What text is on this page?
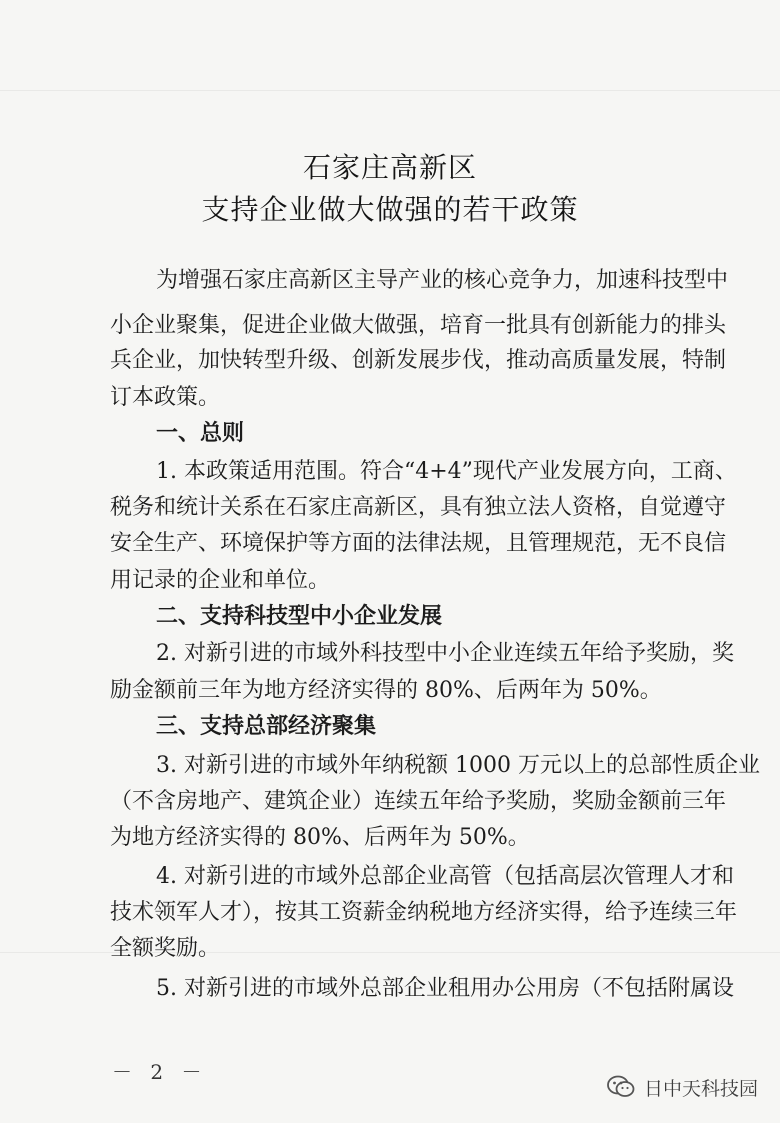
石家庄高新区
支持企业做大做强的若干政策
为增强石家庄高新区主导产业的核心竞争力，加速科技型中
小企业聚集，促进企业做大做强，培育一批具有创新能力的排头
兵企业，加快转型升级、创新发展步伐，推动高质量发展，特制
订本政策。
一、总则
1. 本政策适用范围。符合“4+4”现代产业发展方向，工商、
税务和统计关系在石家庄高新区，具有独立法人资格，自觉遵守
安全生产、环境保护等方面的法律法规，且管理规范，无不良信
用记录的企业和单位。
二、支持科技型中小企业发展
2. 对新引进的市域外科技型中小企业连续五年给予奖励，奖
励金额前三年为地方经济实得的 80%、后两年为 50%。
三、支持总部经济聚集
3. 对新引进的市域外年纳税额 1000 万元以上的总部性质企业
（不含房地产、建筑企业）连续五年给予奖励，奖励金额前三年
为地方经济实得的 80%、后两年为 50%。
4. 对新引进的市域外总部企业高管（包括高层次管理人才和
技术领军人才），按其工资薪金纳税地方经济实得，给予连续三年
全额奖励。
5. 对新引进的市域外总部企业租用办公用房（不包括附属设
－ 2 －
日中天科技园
:::
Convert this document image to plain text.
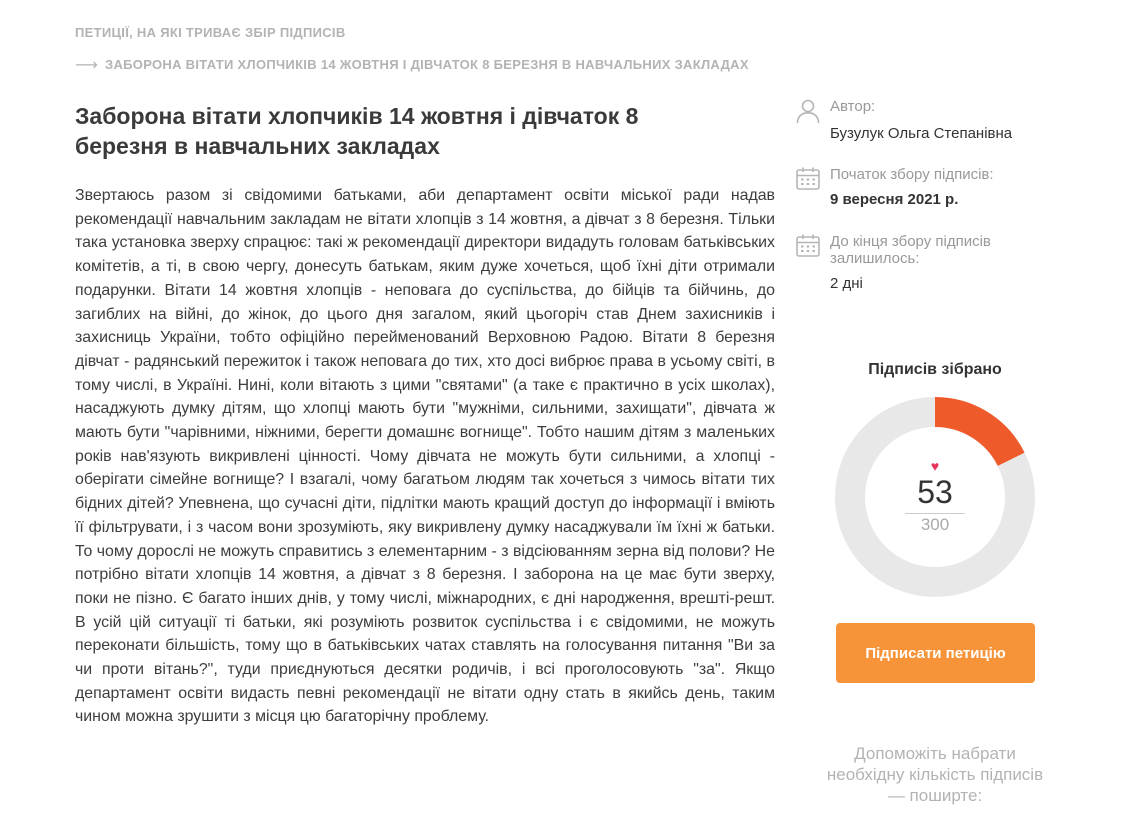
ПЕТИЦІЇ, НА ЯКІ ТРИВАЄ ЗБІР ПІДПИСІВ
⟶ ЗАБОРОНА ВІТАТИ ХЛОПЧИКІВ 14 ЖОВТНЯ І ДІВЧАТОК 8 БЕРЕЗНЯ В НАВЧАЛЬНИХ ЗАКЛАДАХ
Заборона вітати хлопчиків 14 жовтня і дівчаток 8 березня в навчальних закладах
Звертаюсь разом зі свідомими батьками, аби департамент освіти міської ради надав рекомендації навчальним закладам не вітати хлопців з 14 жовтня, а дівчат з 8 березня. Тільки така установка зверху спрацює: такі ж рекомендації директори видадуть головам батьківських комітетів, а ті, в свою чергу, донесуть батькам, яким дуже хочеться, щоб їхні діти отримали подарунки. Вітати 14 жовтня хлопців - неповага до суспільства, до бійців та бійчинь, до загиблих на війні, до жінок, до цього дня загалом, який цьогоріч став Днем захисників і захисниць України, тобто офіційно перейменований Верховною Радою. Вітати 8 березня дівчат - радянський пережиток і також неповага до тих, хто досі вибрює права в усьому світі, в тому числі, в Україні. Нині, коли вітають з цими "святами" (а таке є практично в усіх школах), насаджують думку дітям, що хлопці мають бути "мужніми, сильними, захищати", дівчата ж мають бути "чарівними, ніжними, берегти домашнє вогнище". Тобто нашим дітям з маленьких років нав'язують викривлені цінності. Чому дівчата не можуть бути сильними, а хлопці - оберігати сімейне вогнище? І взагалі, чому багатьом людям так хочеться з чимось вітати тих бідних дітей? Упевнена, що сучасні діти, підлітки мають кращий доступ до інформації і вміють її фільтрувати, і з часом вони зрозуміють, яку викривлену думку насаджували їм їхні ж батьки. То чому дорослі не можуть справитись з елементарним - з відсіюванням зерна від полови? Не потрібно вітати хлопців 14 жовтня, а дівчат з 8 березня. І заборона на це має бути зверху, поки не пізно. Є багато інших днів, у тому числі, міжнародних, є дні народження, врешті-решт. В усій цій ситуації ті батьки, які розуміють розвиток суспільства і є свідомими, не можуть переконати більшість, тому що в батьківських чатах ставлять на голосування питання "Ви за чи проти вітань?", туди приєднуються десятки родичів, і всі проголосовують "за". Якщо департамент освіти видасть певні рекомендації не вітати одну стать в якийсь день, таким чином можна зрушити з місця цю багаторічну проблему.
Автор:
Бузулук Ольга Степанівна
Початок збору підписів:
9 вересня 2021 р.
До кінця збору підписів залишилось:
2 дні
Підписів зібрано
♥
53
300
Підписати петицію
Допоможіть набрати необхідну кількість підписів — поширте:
:::
* [Given request]:
Copy all lines in the listing above where the string "збору" appears.

* [The response]:
Початок збору підписів:
До кінця збору підписів залишилось:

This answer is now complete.